> **Written task**
Copy out all lines in the data below containing the string "people".
#### Data provided
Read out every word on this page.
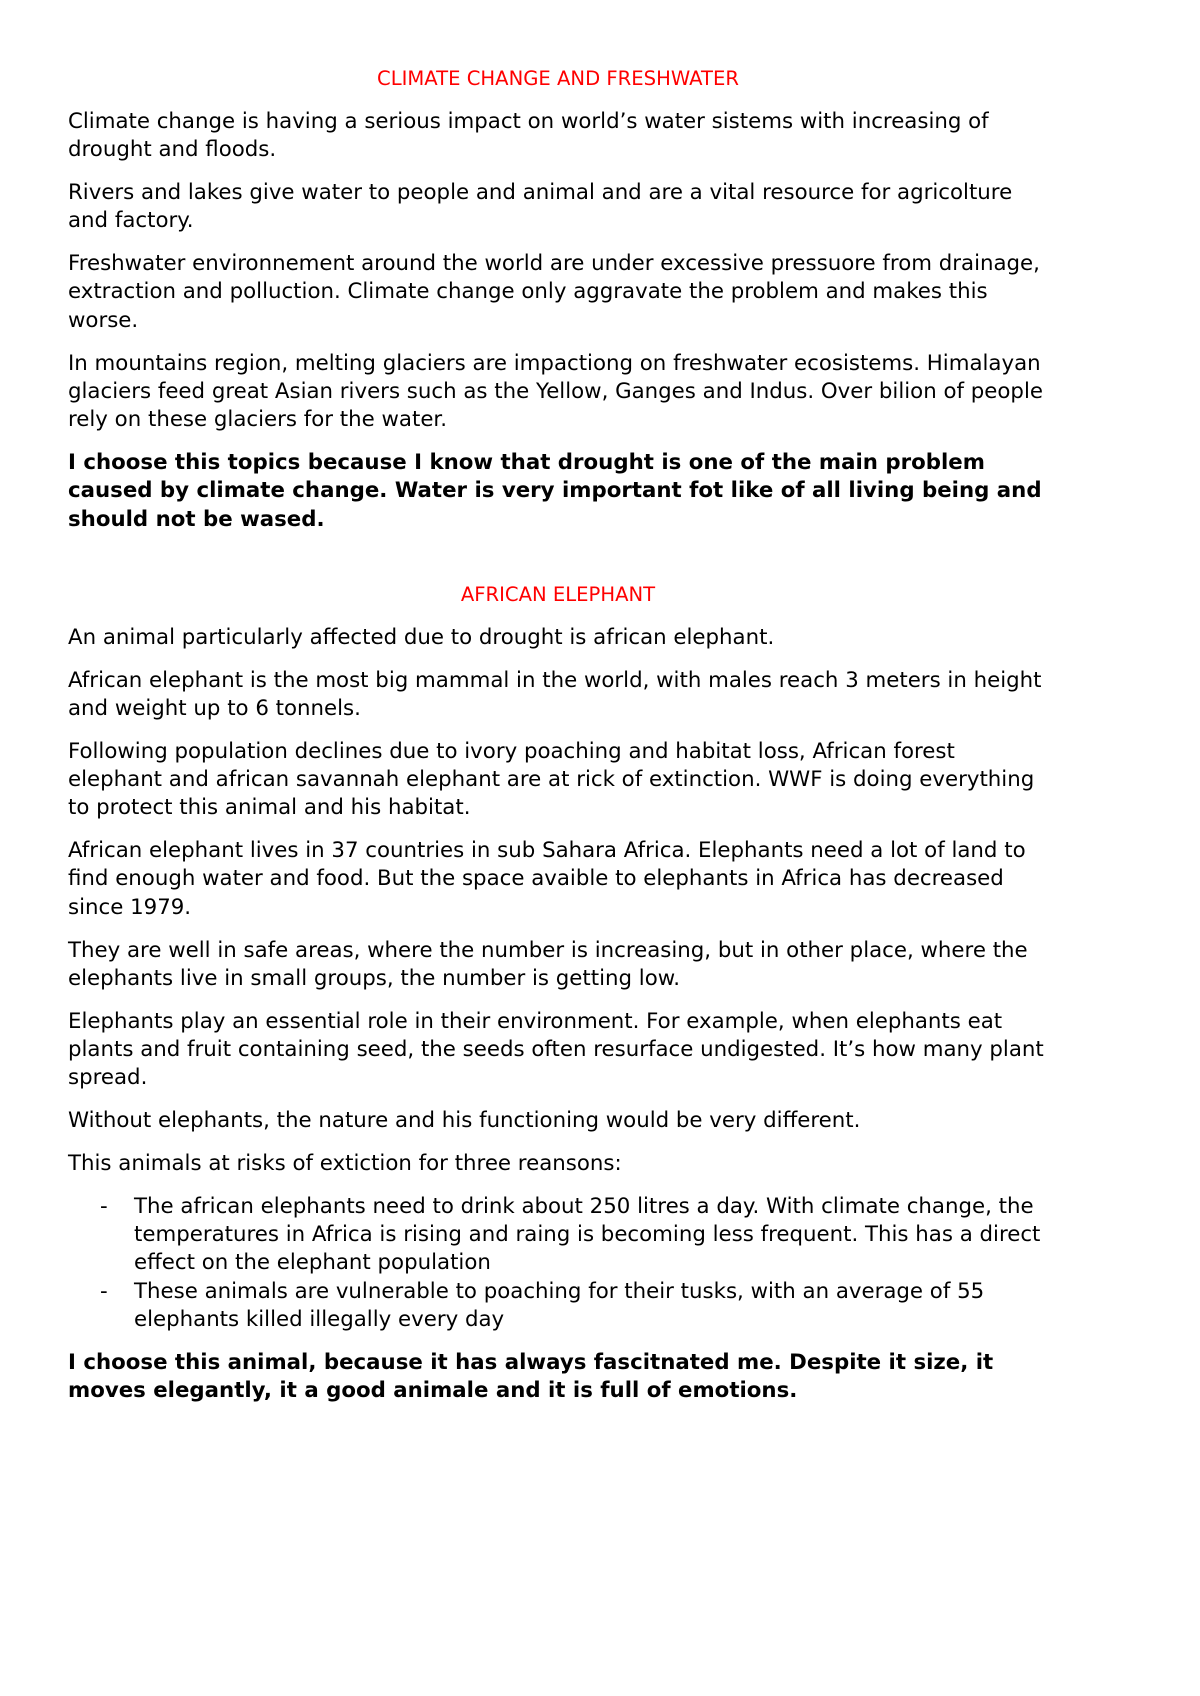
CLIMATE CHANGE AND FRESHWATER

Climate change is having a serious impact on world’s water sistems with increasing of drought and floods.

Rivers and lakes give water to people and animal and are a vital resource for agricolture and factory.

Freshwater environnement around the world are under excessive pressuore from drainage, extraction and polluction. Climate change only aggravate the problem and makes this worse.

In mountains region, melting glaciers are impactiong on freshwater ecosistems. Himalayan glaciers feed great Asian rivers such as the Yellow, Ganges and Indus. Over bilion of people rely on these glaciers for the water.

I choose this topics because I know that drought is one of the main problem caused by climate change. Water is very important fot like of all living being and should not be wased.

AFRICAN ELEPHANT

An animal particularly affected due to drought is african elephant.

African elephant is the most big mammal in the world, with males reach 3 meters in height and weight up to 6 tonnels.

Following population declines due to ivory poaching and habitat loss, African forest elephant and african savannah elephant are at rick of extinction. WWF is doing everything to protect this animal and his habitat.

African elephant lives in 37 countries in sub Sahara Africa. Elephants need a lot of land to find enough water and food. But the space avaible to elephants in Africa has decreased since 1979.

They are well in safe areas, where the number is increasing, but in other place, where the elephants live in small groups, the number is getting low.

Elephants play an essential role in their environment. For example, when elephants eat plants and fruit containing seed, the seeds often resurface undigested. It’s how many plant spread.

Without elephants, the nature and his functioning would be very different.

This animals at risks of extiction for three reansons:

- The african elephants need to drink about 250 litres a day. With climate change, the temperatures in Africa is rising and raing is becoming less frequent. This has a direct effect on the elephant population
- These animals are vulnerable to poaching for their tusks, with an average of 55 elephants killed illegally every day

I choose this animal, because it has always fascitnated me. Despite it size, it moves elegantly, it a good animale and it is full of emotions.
########
> **Reply**
Rivers and lakes give water to people and animal and are a vital resource for agricolture and factory.
In mountains region, melting glaciers are impactiong on freshwater ecosistems. Himalayan glaciers feed great Asian rivers such as the Yellow, Ganges and Indus. Over bilion of people rely on these glaciers for the water.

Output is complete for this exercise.